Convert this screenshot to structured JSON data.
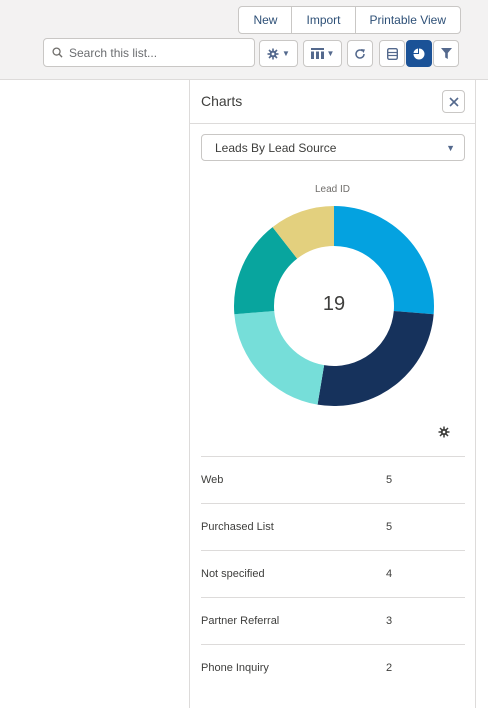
{
  "toolbar": {
    "buttons": [
      "New",
      "Import",
      "Printable View"
    ],
    "search_placeholder": "Search this list...",
    "tools": [
      {
        "icon": "gear-icon",
        "has_dropdown": true
      },
      {
        "icon": "table-icon",
        "has_dropdown": true
      },
      {
        "icon": "refresh-icon",
        "has_dropdown": false
      },
      {
        "icon": "edit-icon",
        "has_dropdown": false
      },
      {
        "icon": "chart-icon",
        "active": true
      },
      {
        "icon": "filter-icon",
        "has_dropdown": false
      }
    ]
  },
  "panel": {
    "title": "Charts",
    "close_icon": "close-icon",
    "selected_chart": "Leads By Lead Source",
    "chart_label": "Lead ID",
    "total": "19"
  },
  "chart_data": {
    "type": "pie",
    "title": "Lead ID",
    "categories": [
      "Web",
      "Purchased List",
      "Not specified",
      "Partner Referral",
      "Phone Inquiry"
    ],
    "values": [
      5,
      5,
      4,
      3,
      2
    ],
    "colors": [
      "#04a2e0",
      "#16325c",
      "#76ded9",
      "#08a59e",
      "#e3d07e"
    ],
    "total": 19
  },
  "table": {
    "rows": [
      {
        "label": "Web",
        "value": "5"
      },
      {
        "label": "Purchased List",
        "value": "5"
      },
      {
        "label": "Not specified",
        "value": "4"
      },
      {
        "label": "Partner Referral",
        "value": "3"
      },
      {
        "label": "Phone Inquiry",
        "value": "2"
      }
    ]
  }
}
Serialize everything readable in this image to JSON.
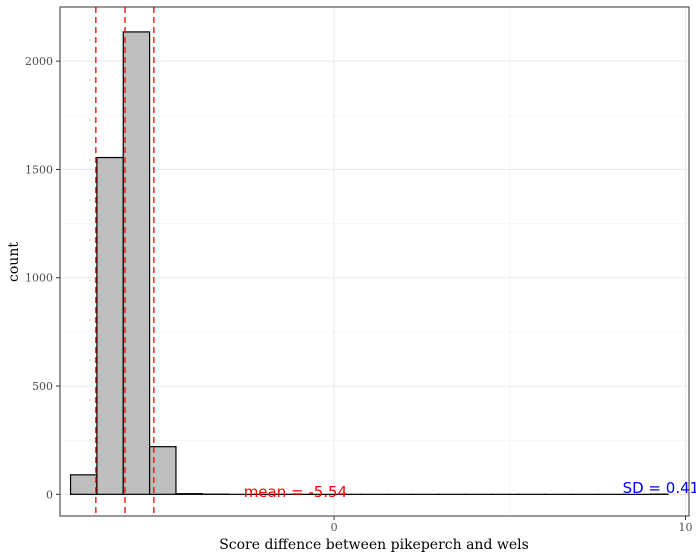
{
  "chart_data": {
    "type": "bar",
    "subtype": "histogram",
    "xlabel": "Score diffence between pikeperch and wels",
    "ylabel": "count",
    "xlim": [
      -7.8,
      10.1
    ],
    "ylim": [
      -100,
      2250
    ],
    "x_ticks": [
      0,
      10
    ],
    "x_minor_ticks": [
      -5,
      5
    ],
    "y_ticks": [
      0,
      500,
      1000,
      1500,
      2000
    ],
    "y_minor_ticks": [
      250,
      750,
      1250,
      1750,
      2250
    ],
    "bin_width": 0.75,
    "bins": [
      {
        "start": -7.5,
        "end": -6.75,
        "count": 90
      },
      {
        "start": -6.75,
        "end": -6.0,
        "count": 1555
      },
      {
        "start": -6.0,
        "end": -5.25,
        "count": 2135
      },
      {
        "start": -5.25,
        "end": -4.5,
        "count": 220
      },
      {
        "start": -4.5,
        "end": -3.75,
        "count": 3
      },
      {
        "start": -3.75,
        "end": -3.0,
        "count": 1
      },
      {
        "start": -3.0,
        "end": -2.25,
        "count": 0
      },
      {
        "start": -2.25,
        "end": -1.5,
        "count": 0
      },
      {
        "start": -1.5,
        "end": -0.75,
        "count": 0
      },
      {
        "start": -0.75,
        "end": 0.0,
        "count": 0
      },
      {
        "start": 0.0,
        "end": 0.75,
        "count": 0
      },
      {
        "start": 0.75,
        "end": 1.5,
        "count": 0
      },
      {
        "start": 1.5,
        "end": 2.25,
        "count": 0
      },
      {
        "start": 2.25,
        "end": 3.0,
        "count": 0
      },
      {
        "start": 3.0,
        "end": 3.75,
        "count": 0
      },
      {
        "start": 3.75,
        "end": 4.5,
        "count": 0
      },
      {
        "start": 4.5,
        "end": 5.25,
        "count": 0
      },
      {
        "start": 5.25,
        "end": 6.0,
        "count": 0
      },
      {
        "start": 6.0,
        "end": 6.75,
        "count": 0
      },
      {
        "start": 6.75,
        "end": 7.5,
        "count": 0
      },
      {
        "start": 7.5,
        "end": 8.25,
        "count": 0
      },
      {
        "start": 8.25,
        "end": 9.0,
        "count": 0
      },
      {
        "start": 9.0,
        "end": 9.5,
        "count": 1
      }
    ],
    "vlines": [
      {
        "x": -6.78,
        "color": "#ff0000",
        "style": "dashed"
      },
      {
        "x": -5.95,
        "color": "#ff0000",
        "style": "dashed"
      },
      {
        "x": -5.13,
        "color": "#ff0000",
        "style": "dashed"
      }
    ],
    "annotations": [
      {
        "text": "mean = -5.54",
        "x": -1.1,
        "y": 10,
        "color": "#ff0000",
        "anchor": "middle"
      },
      {
        "text": "SD = 0.41",
        "x": 9.3,
        "y": 30,
        "color": "#0000ff",
        "anchor": "middle"
      }
    ],
    "bar_fill": "#bebebe",
    "bar_stroke": "#000000",
    "grid": true,
    "legend": "none"
  }
}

::::

Output the data above without changes, apart from leaving out the pictures.

Convert this screenshot to structured JSON data.
{
  "toolbar": {
    "buttons": [
      "New",
      "Import",
      "Printable View"
    ],
    "search_placeholder": "Search this list...",
    "tools": [
      {
        "icon": "gear-icon",
        "has_dropdown": true
      },
      {
        "icon": "table-icon",
        "has_dropdown": true
      },
      {
        "icon": "refresh-icon",
        "has_dropdown": false
      },
      {
        "icon": "edit-icon",
        "has_dropdown": false
      },
      {
        "icon": "chart-icon",
        "active": true
      },
      {
        "icon": "filter-icon",
        "has_dropdown": false
      }
    ]
  },
  "panel": {
    "title": "Charts",
    "close_icon": "close-icon",
    "selected_chart": "Leads By Lead Source",
    "chart_label": "Lead ID",
    "total": "19"
  },
  "chart_data": {
    "type": "pie",
    "title": "Lead ID",
    "categories": [
      "Web",
      "Purchased List",
      "Not specified",
      "Partner Referral",
      "Phone Inquiry"
    ],
    "values": [
      5,
      5,
      4,
      3,
      2
    ],
    "colors": [
      "#04a2e0",
      "#16325c",
      "#76ded9",
      "#08a59e",
      "#e3d07e"
    ],
    "total": 19
  },
  "table": {
    "rows": [
      {
        "label": "Web",
        "value": "5"
      },
      {
        "label": "Purchased List",
        "value": "5"
      },
      {
        "label": "Not specified",
        "value": "4"
      },
      {
        "label": "Partner Referral",
        "value": "3"
      },
      {
        "label": "Phone Inquiry",
        "value": "2"
      }
    ]
  }
}
Serialize everything readable in this image to JSON.
{
  "chart_data": {
    "type": "bar",
    "subtype": "histogram",
    "xlabel": "Score diffence between pikeperch and wels",
    "ylabel": "count",
    "xlim": [
      -7.8,
      10.1
    ],
    "ylim": [
      -100,
      2250
    ],
    "x_ticks": [
      0,
      10
    ],
    "x_minor_ticks": [
      -5,
      5
    ],
    "y_ticks": [
      0,
      500,
      1000,
      1500,
      2000
    ],
    "y_minor_ticks": [
      250,
      750,
      1250,
      1750,
      2250
    ],
    "bin_width": 0.75,
    "bins": [
      {
        "start": -7.5,
        "end": -6.75,
        "count": 90
      },
      {
        "start": -6.75,
        "end": -6.0,
        "count": 1555
      },
      {
        "start": -6.0,
        "end": -5.25,
        "count": 2135
      },
      {
        "start": -5.25,
        "end": -4.5,
        "count": 220
      },
      {
        "start": -4.5,
        "end": -3.75,
        "count": 3
      },
      {
        "start": -3.75,
        "end": -3.0,
        "count": 1
      },
      {
        "start": -3.0,
        "end": -2.25,
        "count": 0
      },
      {
        "start": -2.25,
        "end": -1.5,
        "count": 0
      },
      {
        "start": -1.5,
        "end": -0.75,
        "count": 0
      },
      {
        "start": -0.75,
        "end": 0.0,
        "count": 0
      },
      {
        "start": 0.0,
        "end": 0.75,
        "count": 0
      },
      {
        "start": 0.75,
        "end": 1.5,
        "count": 0
      },
      {
        "start": 1.5,
        "end": 2.25,
        "count": 0
      },
      {
        "start": 2.25,
        "end": 3.0,
        "count": 0
      },
      {
        "start": 3.0,
        "end": 3.75,
        "count": 0
      },
      {
        "start": 3.75,
        "end": 4.5,
        "count": 0
      },
      {
        "start": 4.5,
        "end": 5.25,
        "count": 0
      },
      {
        "start": 5.25,
        "end": 6.0,
        "count": 0
      },
      {
        "start": 6.0,
        "end": 6.75,
        "count": 0
      },
      {
        "start": 6.75,
        "end": 7.5,
        "count": 0
      },
      {
        "start": 7.5,
        "end": 8.25,
        "count": 0
      },
      {
        "start": 8.25,
        "end": 9.0,
        "count": 0
      },
      {
        "start": 9.0,
        "end": 9.5,
        "count": 1
      }
    ],
    "vlines": [
      {
        "x": -6.78,
        "color": "#ff0000",
        "style": "dashed"
      },
      {
        "x": -5.95,
        "color": "#ff0000",
        "style": "dashed"
      },
      {
        "x": -5.13,
        "color": "#ff0000",
        "style": "dashed"
      }
    ],
    "annotations": [
      {
        "text": "mean = -5.54",
        "x": -1.1,
        "y": 10,
        "color": "#ff0000",
        "anchor": "middle"
      },
      {
        "text": "SD = 0.41",
        "x": 9.3,
        "y": 30,
        "color": "#0000ff",
        "anchor": "middle"
      }
    ],
    "bar_fill": "#bebebe",
    "bar_stroke": "#000000",
    "grid": true,
    "legend": "none"
  }
}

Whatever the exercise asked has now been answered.